(Dataset rows)

——————————

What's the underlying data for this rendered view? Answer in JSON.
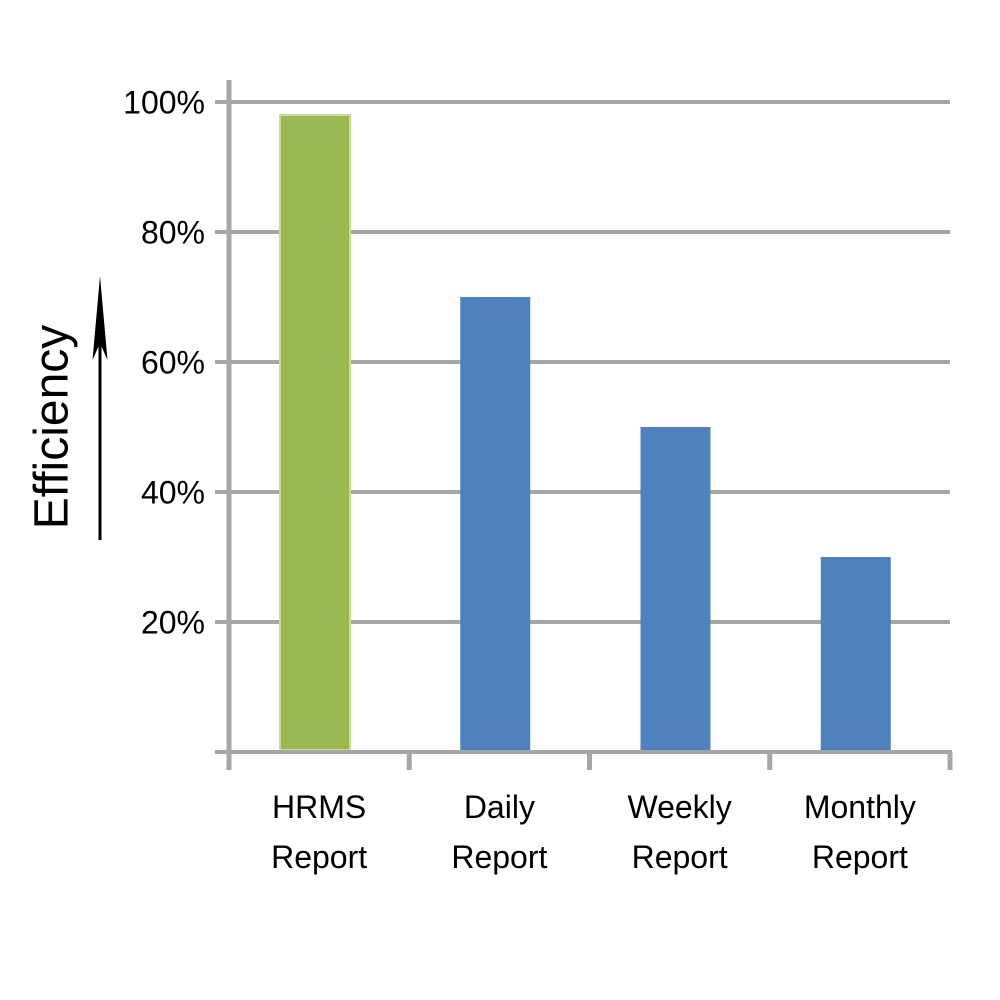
{
  "chart_data": {
    "type": "bar",
    "title": "",
    "xlabel": "",
    "ylabel": "Efficiency",
    "categories": [
      "HRMS Report",
      "Daily Report",
      "Weekly Report",
      "Monthly Report"
    ],
    "category_lines": [
      [
        "HRMS",
        "Report"
      ],
      [
        "Daily",
        "Report"
      ],
      [
        "Weekly",
        "Report"
      ],
      [
        "Monthly",
        "Report"
      ]
    ],
    "values": [
      98,
      70,
      50,
      30
    ],
    "unit": "%",
    "ylim": [
      0,
      100
    ],
    "yticks": [
      20,
      40,
      60,
      80,
      100
    ],
    "ytick_labels": [
      "20%",
      "40%",
      "60%",
      "80%",
      "100%"
    ],
    "grid": "horizontal-only",
    "legend": "none",
    "bar_colors": [
      "#9ab953",
      "#4f81bd",
      "#4f81bd",
      "#4f81bd"
    ],
    "colors": {
      "highlight_bar": "#9ab953",
      "highlight_bar_border": "#c9da9b",
      "default_bar": "#4f81bd",
      "axis": "#a6a6a6",
      "text": "#000000",
      "arrow": "#000000",
      "background": "#ffffff"
    }
  }
}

——————————

**The task**:
Reproduce every record above exactly, but leave out the pictures.

**Written reply**:
What's the underlying data for this rendered view? Answer in JSON.
{
  "chart_data": {
    "type": "bar",
    "title": "",
    "xlabel": "",
    "ylabel": "Efficiency",
    "categories": [
      "HRMS Report",
      "Daily Report",
      "Weekly Report",
      "Monthly Report"
    ],
    "category_lines": [
      [
        "HRMS",
        "Report"
      ],
      [
        "Daily",
        "Report"
      ],
      [
        "Weekly",
        "Report"
      ],
      [
        "Monthly",
        "Report"
      ]
    ],
    "values": [
      98,
      70,
      50,
      30
    ],
    "unit": "%",
    "ylim": [
      0,
      100
    ],
    "yticks": [
      20,
      40,
      60,
      80,
      100
    ],
    "ytick_labels": [
      "20%",
      "40%",
      "60%",
      "80%",
      "100%"
    ],
    "grid": "horizontal-only",
    "legend": "none",
    "bar_colors": [
      "#9ab953",
      "#4f81bd",
      "#4f81bd",
      "#4f81bd"
    ],
    "colors": {
      "highlight_bar": "#9ab953",
      "highlight_bar_border": "#c9da9b",
      "default_bar": "#4f81bd",
      "axis": "#a6a6a6",
      "text": "#000000",
      "arrow": "#000000",
      "background": "#ffffff"
    }
  }
}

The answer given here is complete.